Consigne 1:
Répondez à ces questions sur l'extrait consacré à la réforme territoriale :
(a) Qui est le président de la région Paca ?
(b) Selon Alain Rousset, combien une région française dépense-t-elle en moyenne par habitant ?
(c) À quel parti appartient le président du département de la Côte-d'Or ?
Consigne 2:
Dans l'extrait sur la réforme territoriale, remplacez "regroupements" par "fusions" et recopiez le passage qui commence par les mots contenant "Ce dernier a" et se termine par "regroupements trop vastes.".

Extrait:
--------

Ce dernier a par ailleurs questionné la cohérence d'ensemble de la réforme annoncée : "donner plus de pouvoirs aux régions, faire des régions plus grandes et moins nombreuses, et en même temps supprimer les départements, ce n'est pas a priori rapprocher les citoyens" des pouvoirs et services publics. L'enjeu de la taille est également soulevé par les exécutifs de deux grandes régions, Rhône-Alpes et Provence-Alpes-Côte d'Azur (Paca). Convaincu qu'"il faut réduire le nombre des régions", le président de Paca, Michel Vauzelle, a mis en garde contre des regroupements trop vastes.

Question de taille ou de compétences et de moyens ?

Quant à l'Association des régions de France (ARF), tout en se déclarant "favorable" à cette "ambitieuse" réforme territoriale, elle a moins insisté sur les questions de périmètre que sur l'enjeu de la répartition des compétences et sur "l'exigence" de "faire de la région la collectivité unique en charge de l'accompagnement de la croissance des PME, des ETI, de la transition énergétique et de l'innovation". Pour Alain Rousset, président de l'ARF et de la région Aquitaine, le problème est donc d'abord "celui des moyens et du champ de compétences". Il rappelle à ce sujet qu'"une région française dépense en moyenne 400 euros par habitant, en Allemagne c'est 3.500 et même, en Autriche, 5.000". Le chef de l'exécutif de l'Aquitaine invite donc le Premier ministre à aller "au bout du raisonnement, en s'inspirant des modèles d'autres grandes démocraties européennes qui réussissent en s'appuyant sur des régions fortes". Un avis partagé par le président de l'Ile-de-France, Jean-Paul Huchon, pour qui le plus important est de garantir aux régions "les moyens et les compétences" leur permettant d'"améliorer la vie des gens".

Et les habitants ?

Enfin, fort de son expérience négative liée à l'échec de son référendum sur la fusion des deux départements et de la région en Alsace en avril dernier, Philippe Richert, seul président de région de droite, se montre prudent : "On change de dimension. Cela mérite qu'on s'y prépare, en partant de la base." Consulter les habitants pour faire évoluer la carte des régions serait même indispensable pour le président UDI du département de la Côte-d'Or, qui dénonce un "big bang sans concertation" du gouvernement. François Sauvadet estime qu'"une rénovation de notre modèle territorial est nécessaire, mais il n'est pas possible de bouleverser notre organisation territoriale de manière unilatérale par l'accord unique des deux dirigeants de chaque exécutif".

--------

Données affichées:
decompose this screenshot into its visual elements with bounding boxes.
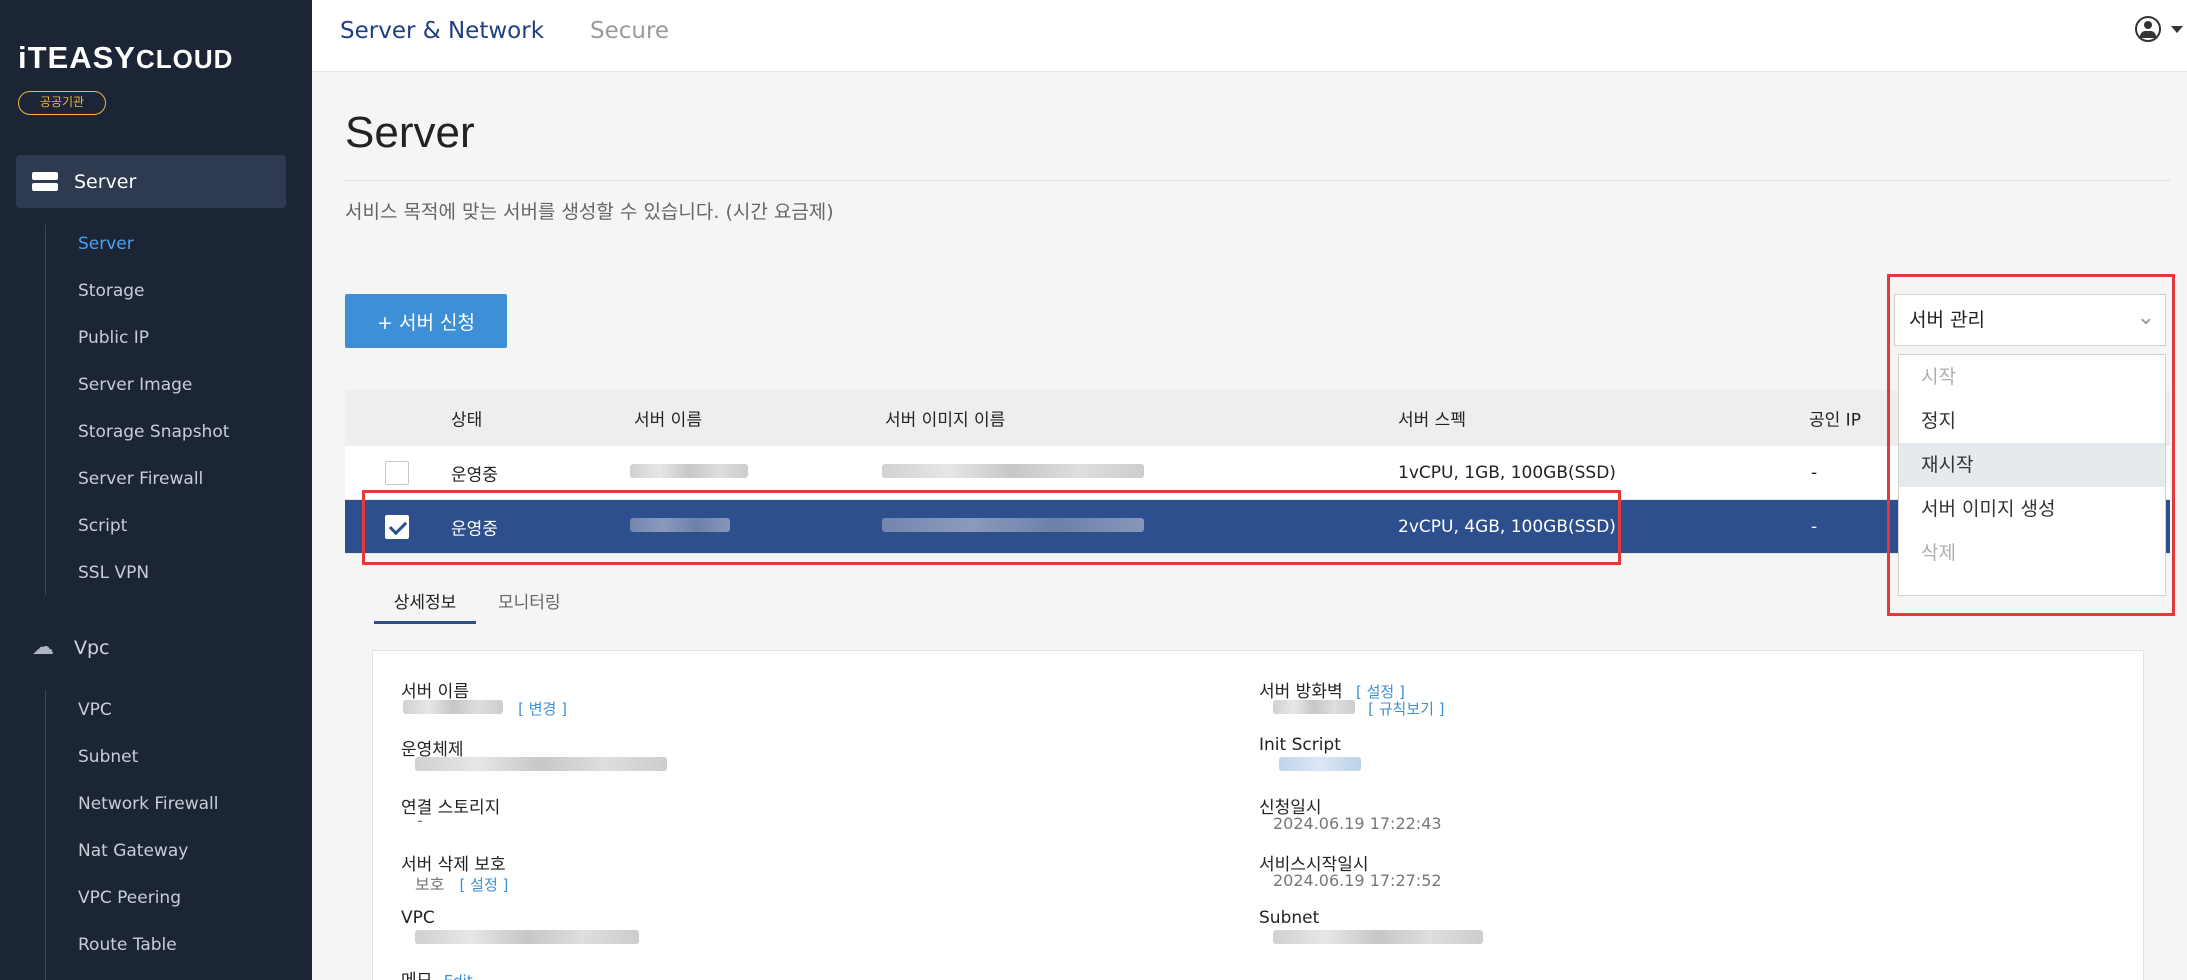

--------

Réponse attendue 1:
(a) Michel Vauzelle.
(b) 400 euros.
(c) L'UDI.

Réponse attendue 2:
Ce dernier a par ailleurs questionné la cohérence d'ensemble de la réforme annoncée : "donner plus de pouvoirs aux régions, faire des régions plus grandes et moins nombreuses, et en même temps supprimer les départements, ce n'est pas a priori rapprocher les citoyens" des pouvoirs et services publics. L'enjeu de la taille est également soulevé par les exécutifs de deux grandes régions, Rhône-Alpes et Provence-Alpes-Côte d'Azur (Paca). Convaincu qu'"il faut réduire le nombre des régions", le président de Paca, Michel Vauzelle, a mis en garde contre des fusions trop vastes.